→ **Materials provided**
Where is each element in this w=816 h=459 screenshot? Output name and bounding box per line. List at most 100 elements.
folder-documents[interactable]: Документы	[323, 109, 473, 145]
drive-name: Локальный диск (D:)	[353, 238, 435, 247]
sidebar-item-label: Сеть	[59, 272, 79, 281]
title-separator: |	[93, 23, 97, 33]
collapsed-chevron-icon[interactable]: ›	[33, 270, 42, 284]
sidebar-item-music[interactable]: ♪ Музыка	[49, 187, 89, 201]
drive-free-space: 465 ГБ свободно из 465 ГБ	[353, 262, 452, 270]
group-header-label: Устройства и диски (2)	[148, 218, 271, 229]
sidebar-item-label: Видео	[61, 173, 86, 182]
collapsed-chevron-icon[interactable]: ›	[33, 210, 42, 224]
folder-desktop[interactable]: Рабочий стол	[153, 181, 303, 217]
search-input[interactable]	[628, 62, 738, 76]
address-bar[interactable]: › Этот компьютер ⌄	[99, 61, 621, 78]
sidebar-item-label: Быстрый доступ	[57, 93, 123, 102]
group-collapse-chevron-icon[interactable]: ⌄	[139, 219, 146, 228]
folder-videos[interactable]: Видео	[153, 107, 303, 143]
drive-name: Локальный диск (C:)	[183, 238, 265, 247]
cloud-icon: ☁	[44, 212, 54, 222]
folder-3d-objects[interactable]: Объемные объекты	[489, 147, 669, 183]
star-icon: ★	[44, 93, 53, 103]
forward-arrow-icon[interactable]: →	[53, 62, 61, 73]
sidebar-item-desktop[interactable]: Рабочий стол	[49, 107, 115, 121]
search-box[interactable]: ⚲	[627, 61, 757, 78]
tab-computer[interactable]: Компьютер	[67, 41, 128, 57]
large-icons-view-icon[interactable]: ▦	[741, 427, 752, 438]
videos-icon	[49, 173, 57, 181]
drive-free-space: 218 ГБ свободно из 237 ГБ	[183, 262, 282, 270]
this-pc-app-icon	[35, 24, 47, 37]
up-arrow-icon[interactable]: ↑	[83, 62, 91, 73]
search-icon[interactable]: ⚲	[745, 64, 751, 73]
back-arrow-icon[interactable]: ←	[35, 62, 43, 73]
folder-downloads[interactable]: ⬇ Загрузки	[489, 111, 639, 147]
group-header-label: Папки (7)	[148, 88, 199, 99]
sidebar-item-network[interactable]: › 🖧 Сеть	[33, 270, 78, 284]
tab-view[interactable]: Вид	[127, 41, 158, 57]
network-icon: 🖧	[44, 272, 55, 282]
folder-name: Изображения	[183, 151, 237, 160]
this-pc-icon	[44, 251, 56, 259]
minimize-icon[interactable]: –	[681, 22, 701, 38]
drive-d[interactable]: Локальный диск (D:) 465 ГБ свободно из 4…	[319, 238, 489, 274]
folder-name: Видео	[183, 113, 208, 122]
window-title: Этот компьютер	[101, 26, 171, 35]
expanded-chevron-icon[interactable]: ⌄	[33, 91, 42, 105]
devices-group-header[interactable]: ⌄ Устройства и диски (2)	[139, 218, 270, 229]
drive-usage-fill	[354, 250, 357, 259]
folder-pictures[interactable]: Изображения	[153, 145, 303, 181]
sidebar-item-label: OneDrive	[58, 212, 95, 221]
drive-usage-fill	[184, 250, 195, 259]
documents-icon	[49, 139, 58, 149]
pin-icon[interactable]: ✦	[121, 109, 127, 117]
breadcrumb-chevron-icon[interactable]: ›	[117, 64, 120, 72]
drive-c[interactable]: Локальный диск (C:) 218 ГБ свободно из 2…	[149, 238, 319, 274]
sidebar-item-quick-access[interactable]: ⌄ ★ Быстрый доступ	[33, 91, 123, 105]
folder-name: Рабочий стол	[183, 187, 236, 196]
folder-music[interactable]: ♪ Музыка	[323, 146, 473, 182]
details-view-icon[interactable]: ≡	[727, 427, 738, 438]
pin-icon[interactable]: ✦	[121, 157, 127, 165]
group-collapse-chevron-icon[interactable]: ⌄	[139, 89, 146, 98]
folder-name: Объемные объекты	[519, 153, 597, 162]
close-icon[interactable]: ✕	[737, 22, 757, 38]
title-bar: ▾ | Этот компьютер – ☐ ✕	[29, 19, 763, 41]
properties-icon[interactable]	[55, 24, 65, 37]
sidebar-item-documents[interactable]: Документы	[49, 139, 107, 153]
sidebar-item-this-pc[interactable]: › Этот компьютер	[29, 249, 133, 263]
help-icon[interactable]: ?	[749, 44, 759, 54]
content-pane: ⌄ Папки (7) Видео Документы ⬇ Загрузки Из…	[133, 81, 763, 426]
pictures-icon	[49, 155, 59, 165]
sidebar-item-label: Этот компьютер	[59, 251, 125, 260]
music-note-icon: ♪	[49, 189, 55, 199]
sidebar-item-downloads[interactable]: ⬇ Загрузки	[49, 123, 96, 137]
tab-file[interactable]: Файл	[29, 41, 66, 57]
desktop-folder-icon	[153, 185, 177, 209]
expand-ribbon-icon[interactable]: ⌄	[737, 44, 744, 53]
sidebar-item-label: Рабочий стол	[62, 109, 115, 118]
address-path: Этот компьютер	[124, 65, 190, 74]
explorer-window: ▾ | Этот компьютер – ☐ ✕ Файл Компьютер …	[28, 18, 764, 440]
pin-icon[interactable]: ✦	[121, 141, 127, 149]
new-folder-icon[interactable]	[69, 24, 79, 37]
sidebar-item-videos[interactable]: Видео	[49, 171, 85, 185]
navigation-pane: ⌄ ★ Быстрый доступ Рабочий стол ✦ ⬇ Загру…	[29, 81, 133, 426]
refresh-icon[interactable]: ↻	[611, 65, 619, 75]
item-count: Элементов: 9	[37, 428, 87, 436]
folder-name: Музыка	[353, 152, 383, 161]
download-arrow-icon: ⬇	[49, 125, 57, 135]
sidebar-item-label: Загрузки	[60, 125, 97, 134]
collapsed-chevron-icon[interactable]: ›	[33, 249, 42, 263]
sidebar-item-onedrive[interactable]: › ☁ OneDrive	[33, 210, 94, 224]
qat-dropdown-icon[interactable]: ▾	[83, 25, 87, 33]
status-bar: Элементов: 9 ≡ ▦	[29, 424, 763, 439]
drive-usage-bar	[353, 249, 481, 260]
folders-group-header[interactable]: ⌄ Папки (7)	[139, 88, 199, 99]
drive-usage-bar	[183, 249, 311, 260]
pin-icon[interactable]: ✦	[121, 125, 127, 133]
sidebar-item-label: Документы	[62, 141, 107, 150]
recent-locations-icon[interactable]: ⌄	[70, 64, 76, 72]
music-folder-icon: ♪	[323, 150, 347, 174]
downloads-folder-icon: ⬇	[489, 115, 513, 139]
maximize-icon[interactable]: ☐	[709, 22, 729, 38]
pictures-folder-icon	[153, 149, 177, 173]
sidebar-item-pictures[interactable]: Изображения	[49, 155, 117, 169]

→ **Task prompt**
Copy the data above verbatim, from the first line through the line containing "group-header-label: Устройства и", both included.

→ **Response to this task**
Where is each element in this w=816 h=459 screenshot? Output name and bounding box per line. List at most 100 elements.
folder-documents[interactable]: Документы	[323, 109, 473, 145]
drive-name: Локальный диск (D:)	[353, 238, 435, 247]
sidebar-item-label: Сеть	[59, 272, 79, 281]
title-separator: |	[93, 23, 97, 33]
collapsed-chevron-icon[interactable]: ›	[33, 270, 42, 284]
sidebar-item-music[interactable]: ♪ Музыка	[49, 187, 89, 201]
drive-free-space: 465 ГБ свободно из 465 ГБ	[353, 262, 452, 270]
group-header-label: Устройства и диски (2)	[148, 218, 271, 229]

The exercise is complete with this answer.